• **Exercise objective**: Give every line of the data again, unchanged, but with no pictures.

• • •

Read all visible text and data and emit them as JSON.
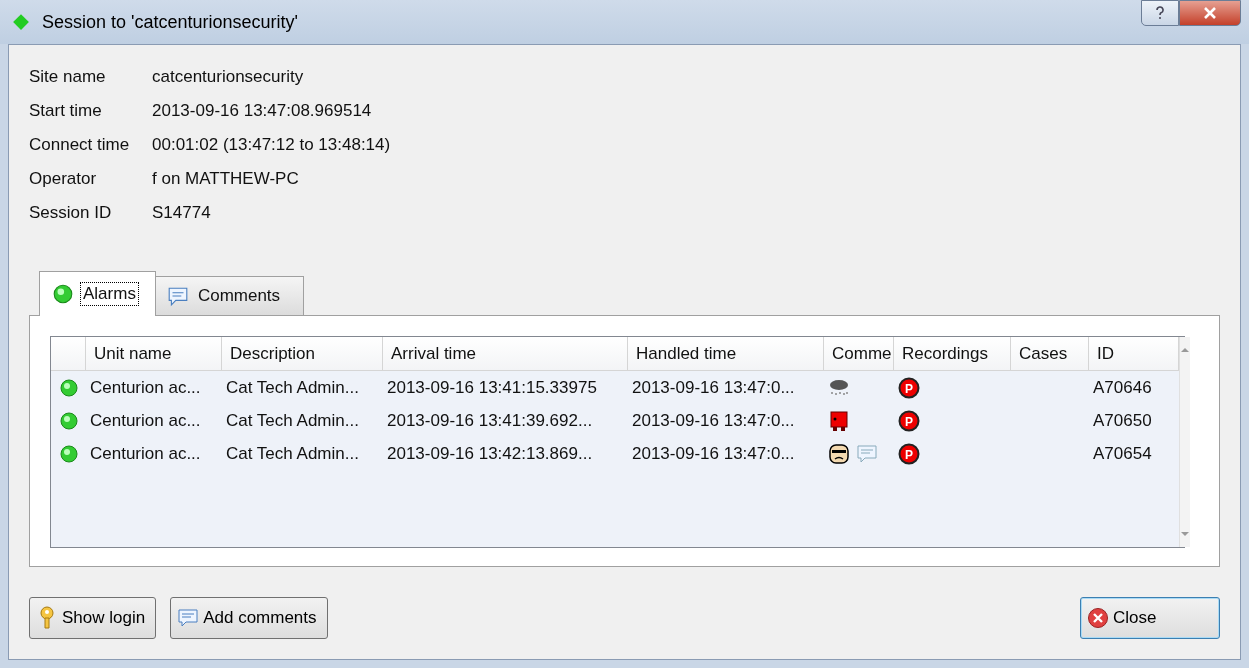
{
  "window": {
    "title": "Session to 'catcenturionsecurity'"
  },
  "info": [
    {
      "label": "Site name",
      "value": "catcenturionsecurity"
    },
    {
      "label": "Start time",
      "value": "2013-09-16 13:47:08.969514"
    },
    {
      "label": "Connect time",
      "value": "00:01:02 (13:47:12 to 13:48:14)"
    },
    {
      "label": "Operator",
      "value": "f on MATTHEW-PC"
    },
    {
      "label": "Session ID",
      "value": "S14774"
    }
  ],
  "tabs": [
    {
      "label": "Alarms",
      "kind": "alarm",
      "selected": true
    },
    {
      "label": "Comments",
      "kind": "comment",
      "selected": false
    }
  ],
  "table": {
    "columns": [
      "Unit name",
      "Description",
      "Arrival time",
      "Handled time",
      "Comme",
      "Recordings",
      "Cases",
      "ID"
    ],
    "rows": [
      {
        "unit": "Centurion ac...",
        "description": "Cat Tech Admin...",
        "arrival": "2013-09-16 13:41:15.33975",
        "handled": "2013-09-16 13:47:0...",
        "icons": [
          {
            "kind": "storm"
          }
        ],
        "recording": "P",
        "id": "A70646"
      },
      {
        "unit": "Centurion ac...",
        "description": "Cat Tech Admin...",
        "arrival": "2013-09-16 13:41:39.692...",
        "handled": "2013-09-16 13:47:0...",
        "icons": [
          {
            "kind": "creature"
          }
        ],
        "recording": "P",
        "id": "A70650"
      },
      {
        "unit": "Centurion ac...",
        "description": "Cat Tech Admin...",
        "arrival": "2013-09-16 13:42:13.869...",
        "handled": "2013-09-16 13:47:0...",
        "icons": [
          {
            "kind": "face"
          },
          {
            "kind": "comment"
          }
        ],
        "recording": "P",
        "id": "A70654"
      }
    ]
  },
  "buttons": [
    {
      "label": "Show login",
      "kind": "key"
    },
    {
      "label": "Add comments",
      "kind": "comment"
    },
    {
      "label": "Close",
      "kind": "close"
    }
  ]
}
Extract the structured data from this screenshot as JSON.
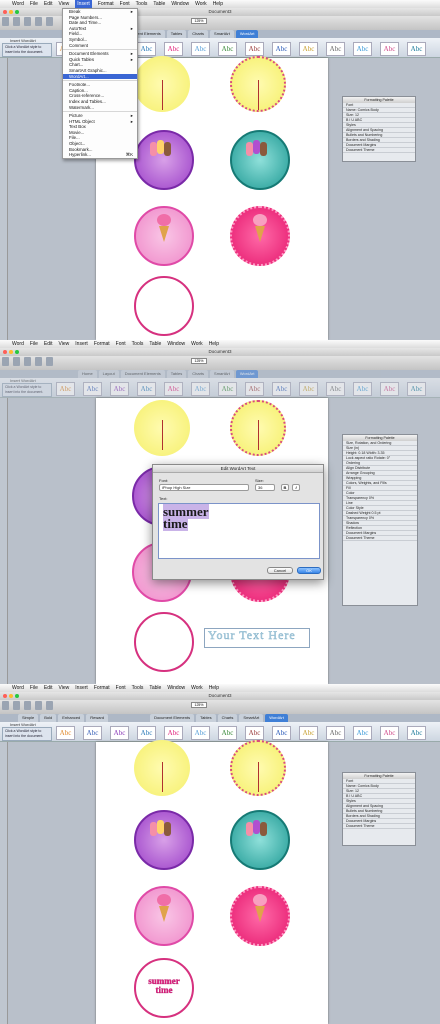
{
  "app": {
    "menubar": {
      "apple": "",
      "items": [
        "Word",
        "File",
        "Edit",
        "View",
        "Insert",
        "Format",
        "Font",
        "Tools",
        "Table",
        "Window",
        "Work",
        "Help"
      ],
      "active": "Insert"
    },
    "window_title": "Document3",
    "zoom": "125%",
    "ribbon_tabs": [
      "Home",
      "Layout",
      "Document Elements",
      "Tables",
      "Charts",
      "SmartArt",
      "WordArt"
    ],
    "ribbon_tabs_panel3": [
      "Simple",
      "Bold",
      "Enhanced",
      "Reward"
    ],
    "ribbon_group": "Insert WordArt",
    "insert_hint": "Click a WordArt style to insert into the document.",
    "wordart_sample": "Abc"
  },
  "insert_menu": {
    "items": [
      {
        "label": "Break",
        "arrow": true
      },
      {
        "label": "Page Numbers..."
      },
      {
        "label": "Date and Time..."
      },
      {
        "label": "AutoText",
        "arrow": true
      },
      {
        "label": "Field..."
      },
      {
        "label": "Symbol..."
      },
      {
        "label": "Comment"
      },
      {
        "sep": true
      },
      {
        "label": "Document Elements",
        "arrow": true
      },
      {
        "label": "Quick Tables",
        "arrow": true
      },
      {
        "label": "Chart..."
      },
      {
        "label": "SmartArt Graphic..."
      },
      {
        "label": "WordArt...",
        "highlight": true
      },
      {
        "sep": true
      },
      {
        "label": "Footnote..."
      },
      {
        "label": "Caption..."
      },
      {
        "label": "Cross-reference..."
      },
      {
        "label": "Index and Tables..."
      },
      {
        "label": "Watermark..."
      },
      {
        "sep": true
      },
      {
        "label": "Picture",
        "arrow": true
      },
      {
        "label": "HTML Object",
        "arrow": true
      },
      {
        "label": "Text Box"
      },
      {
        "label": "Movie..."
      },
      {
        "label": "File..."
      },
      {
        "label": "Object..."
      },
      {
        "label": "Bookmark..."
      },
      {
        "label": "Hyperlink...",
        "shortcut": "⌘K"
      }
    ]
  },
  "formatting_palette": {
    "title": "Formatting Palette",
    "rows": [
      "Font",
      "Name: Comics Body",
      "Size: 12",
      "B I U ABC",
      "Styles",
      "Alignment and Spacing",
      "Bullets and Numbering",
      "Borders and Shading",
      "Document Margins",
      "Document Theme"
    ]
  },
  "formatting_palette_2": {
    "title": "Formatting Palette",
    "rows": [
      "Size, Rotation, and Ordering",
      "Size (in)",
      "Height: 0.18   Width: 3.35",
      "Lock aspect ratio   Rotate: 0°",
      "Ordering",
      "Align   Distribute",
      "Arrange   Grouping",
      "Wrapping",
      "Colors, Weights, and Fills",
      "Fill",
      "Color",
      "Transparency 0%",
      "Line",
      "Color   Style",
      "Dashed   Weight 0.5 pt",
      "Transparency 0%",
      "Shadow",
      "Reflection",
      "Document Margins",
      "Document Theme"
    ]
  },
  "edit_dialog": {
    "title": "Edit WordArt Text",
    "font_label": "Font:",
    "font_value": "iPhop High Size",
    "size_label": "Size:",
    "size_value": "36",
    "bold": "B",
    "italic": "I",
    "text_label": "Text:",
    "text_line1": "summer",
    "text_line2": "time",
    "cancel": "Cancel",
    "ok": "OK"
  },
  "doc": {
    "placeholder_wordart": "Your Text Here",
    "final_line1": "summer",
    "final_line2": "time"
  },
  "colors": {
    "accent": "#3a66d4",
    "pink": "#e0217c",
    "yellow": "#f5ef6a",
    "teal": "#1f9a94",
    "purple": "#9b3fc8"
  }
}
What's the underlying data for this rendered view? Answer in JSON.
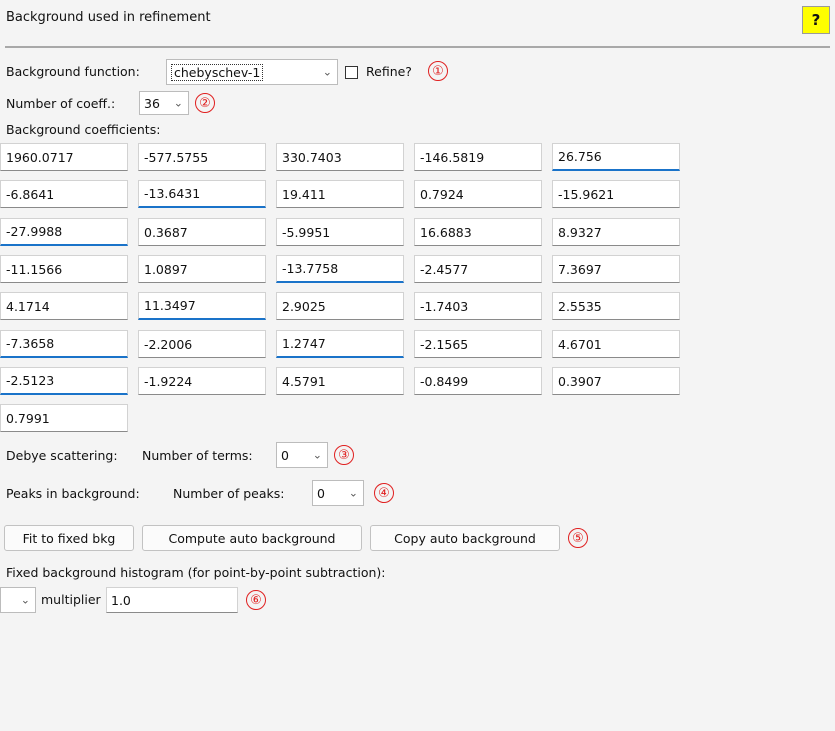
{
  "header": {
    "title": "Background used in refinement",
    "help_label": "?"
  },
  "background_function": {
    "label": "Background function:",
    "value": "chebyschev-1",
    "refine_label": "Refine?",
    "refine_checked": false,
    "badge": "①"
  },
  "num_coeff": {
    "label": "Number of coeff.:",
    "value": "36",
    "badge": "②"
  },
  "coefficients": {
    "label": "Background coefficients:",
    "values": [
      "1960.0717",
      "-577.5755",
      "330.7403",
      "-146.5819",
      "26.756",
      "-6.8641",
      "-13.6431",
      "19.411",
      "0.7924",
      "-15.9621",
      "-27.9988",
      "0.3687",
      "-5.9951",
      "16.6883",
      "8.9327",
      "-11.1566",
      "1.0897",
      "-13.7758",
      "-2.4577",
      "7.3697",
      "4.1714",
      "11.3497",
      "2.9025",
      "-1.7403",
      "2.5535",
      "-7.3658",
      "-2.2006",
      "1.2747",
      "-2.1565",
      "4.6701",
      "-2.5123",
      "-1.9224",
      "4.5791",
      "-0.8499",
      "0.3907",
      "0.7991"
    ]
  },
  "debye": {
    "label": "Debye scattering:",
    "terms_label": "Number of terms:",
    "value": "0",
    "badge": "③"
  },
  "peaks": {
    "label": "Peaks in background:",
    "num_label": "Number of peaks:",
    "value": "0",
    "badge": "④"
  },
  "buttons": {
    "fit": "Fit to fixed bkg",
    "compute": "Compute auto background",
    "copy": "Copy auto background",
    "badge": "⑤"
  },
  "fixed_bkg": {
    "label": "Fixed background histogram (for point-by-point subtraction):",
    "multiplier_label": "multiplier",
    "multiplier_value": "1.0",
    "badge": "⑥"
  }
}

• • •

• **Correct result**:
Read all visible text and data and emit them as JSON.
{
  "window": {
    "title": "Session to 'catcenturionsecurity'"
  },
  "info": [
    {
      "label": "Site name",
      "value": "catcenturionsecurity"
    },
    {
      "label": "Start time",
      "value": "2013-09-16 13:47:08.969514"
    },
    {
      "label": "Connect time",
      "value": "00:01:02 (13:47:12 to 13:48:14)"
    },
    {
      "label": "Operator",
      "value": "f on MATTHEW-PC"
    },
    {
      "label": "Session ID",
      "value": "S14774"
    }
  ],
  "tabs": [
    {
      "label": "Alarms",
      "kind": "alarm",
      "selected": true
    },
    {
      "label": "Comments",
      "kind": "comment",
      "selected": false
    }
  ],
  "table": {
    "columns": [
      "Unit name",
      "Description",
      "Arrival time",
      "Handled time",
      "Comme",
      "Recordings",
      "Cases",
      "ID"
    ],
    "rows": [
      {
        "unit": "Centurion ac...",
        "description": "Cat Tech Admin...",
        "arrival": "2013-09-16 13:41:15.33975",
        "handled": "2013-09-16 13:47:0...",
        "icons": [
          {
            "kind": "storm"
          }
        ],
        "recording": "P",
        "id": "A70646"
      },
      {
        "unit": "Centurion ac...",
        "description": "Cat Tech Admin...",
        "arrival": "2013-09-16 13:41:39.692...",
        "handled": "2013-09-16 13:47:0...",
        "icons": [
          {
            "kind": "creature"
          }
        ],
        "recording": "P",
        "id": "A70650"
      },
      {
        "unit": "Centurion ac...",
        "description": "Cat Tech Admin...",
        "arrival": "2013-09-16 13:42:13.869...",
        "handled": "2013-09-16 13:47:0...",
        "icons": [
          {
            "kind": "face"
          },
          {
            "kind": "comment"
          }
        ],
        "recording": "P",
        "id": "A70654"
      }
    ]
  },
  "buttons": [
    {
      "label": "Show login",
      "kind": "key"
    },
    {
      "label": "Add comments",
      "kind": "comment"
    },
    {
      "label": "Close",
      "kind": "close"
    }
  ]
}
Extract the structured data from this screenshot as JSON.
{
  "app": {
    "menubar": {
      "apple": "",
      "items": [
        "Word",
        "File",
        "Edit",
        "View",
        "Insert",
        "Format",
        "Font",
        "Tools",
        "Table",
        "Window",
        "Work",
        "Help"
      ],
      "active": "Insert"
    },
    "window_title": "Document3",
    "zoom": "125%",
    "ribbon_tabs": [
      "Home",
      "Layout",
      "Document Elements",
      "Tables",
      "Charts",
      "SmartArt",
      "WordArt"
    ],
    "ribbon_tabs_panel3": [
      "Simple",
      "Bold",
      "Enhanced",
      "Reward"
    ],
    "ribbon_group": "Insert WordArt",
    "insert_hint": "Click a WordArt style to insert into the document.",
    "wordart_sample": "Abc"
  },
  "insert_menu": {
    "items": [
      {
        "label": "Break",
        "arrow": true
      },
      {
        "label": "Page Numbers..."
      },
      {
        "label": "Date and Time..."
      },
      {
        "label": "AutoText",
        "arrow": true
      },
      {
        "label": "Field..."
      },
      {
        "label": "Symbol..."
      },
      {
        "label": "Comment"
      },
      {
        "sep": true
      },
      {
        "label": "Document Elements",
        "arrow": true
      },
      {
        "label": "Quick Tables",
        "arrow": true
      },
      {
        "label": "Chart..."
      },
      {
        "label": "SmartArt Graphic..."
      },
      {
        "label": "WordArt...",
        "highlight": true
      },
      {
        "sep": true
      },
      {
        "label": "Footnote..."
      },
      {
        "label": "Caption..."
      },
      {
        "label": "Cross-reference..."
      },
      {
        "label": "Index and Tables..."
      },
      {
        "label": "Watermark..."
      },
      {
        "sep": true
      },
      {
        "label": "Picture",
        "arrow": true
      },
      {
        "label": "HTML Object",
        "arrow": true
      },
      {
        "label": "Text Box"
      },
      {
        "label": "Movie..."
      },
      {
        "label": "File..."
      },
      {
        "label": "Object..."
      },
      {
        "label": "Bookmark..."
      },
      {
        "label": "Hyperlink...",
        "shortcut": "⌘K"
      }
    ]
  },
  "formatting_palette": {
    "title": "Formatting Palette",
    "rows": [
      "Font",
      "Name: Comics Body",
      "Size: 12",
      "B I U ABC",
      "Styles",
      "Alignment and Spacing",
      "Bullets and Numbering",
      "Borders and Shading",
      "Document Margins",
      "Document Theme"
    ]
  },
  "formatting_palette_2": {
    "title": "Formatting Palette",
    "rows": [
      "Size, Rotation, and Ordering",
      "Size (in)",
      "Height: 0.18   Width: 3.35",
      "Lock aspect ratio   Rotate: 0°",
      "Ordering",
      "Align   Distribute",
      "Arrange   Grouping",
      "Wrapping",
      "Colors, Weights, and Fills",
      "Fill",
      "Color",
      "Transparency 0%",
      "Line",
      "Color   Style",
      "Dashed   Weight 0.5 pt",
      "Transparency 0%",
      "Shadow",
      "Reflection",
      "Document Margins",
      "Document Theme"
    ]
  },
  "edit_dialog": {
    "title": "Edit WordArt Text",
    "font_label": "Font:",
    "font_value": "iPhop High Size",
    "size_label": "Size:",
    "size_value": "36",
    "bold": "B",
    "italic": "I",
    "text_label": "Text:",
    "text_line1": "summer",
    "text_line2": "time",
    "cancel": "Cancel",
    "ok": "OK"
  },
  "doc": {
    "placeholder_wordart": "Your Text Here",
    "final_line1": "summer",
    "final_line2": "time"
  },
  "colors": {
    "accent": "#3a66d4",
    "pink": "#e0217c",
    "yellow": "#f5ef6a",
    "teal": "#1f9a94",
    "purple": "#9b3fc8"
  }
}
What's the underlying data for this rendered view? Answer in JSON.
{
  "header": {
    "title": "Background used in refinement",
    "help_label": "?"
  },
  "background_function": {
    "label": "Background function:",
    "value": "chebyschev-1",
    "refine_label": "Refine?",
    "refine_checked": false,
    "badge": "①"
  },
  "num_coeff": {
    "label": "Number of coeff.:",
    "value": "36",
    "badge": "②"
  },
  "coefficients": {
    "label": "Background coefficients:",
    "values": [
      "1960.0717",
      "-577.5755",
      "330.7403",
      "-146.5819",
      "26.756",
      "-6.8641",
      "-13.6431",
      "19.411",
      "0.7924",
      "-15.9621",
      "-27.9988",
      "0.3687",
      "-5.9951",
      "16.6883",
      "8.9327",
      "-11.1566",
      "1.0897",
      "-13.7758",
      "-2.4577",
      "7.3697",
      "4.1714",
      "11.3497",
      "2.9025",
      "-1.7403",
      "2.5535",
      "-7.3658",
      "-2.2006",
      "1.2747",
      "-2.1565",
      "4.6701",
      "-2.5123",
      "-1.9224",
      "4.5791",
      "-0.8499",
      "0.3907",
      "0.7991"
    ]
  },
  "debye": {
    "label": "Debye scattering:",
    "terms_label": "Number of terms:",
    "value": "0",
    "badge": "③"
  },
  "peaks": {
    "label": "Peaks in background:",
    "num_label": "Number of peaks:",
    "value": "0",
    "badge": "④"
  },
  "buttons": {
    "fit": "Fit to fixed bkg",
    "compute": "Compute auto background",
    "copy": "Copy auto background",
    "badge": "⑤"
  },
  "fixed_bkg": {
    "label": "Fixed background histogram (for point-by-point subtraction):",
    "multiplier_label": "multiplier",
    "multiplier_value": "1.0",
    "badge": "⑥"
  }
}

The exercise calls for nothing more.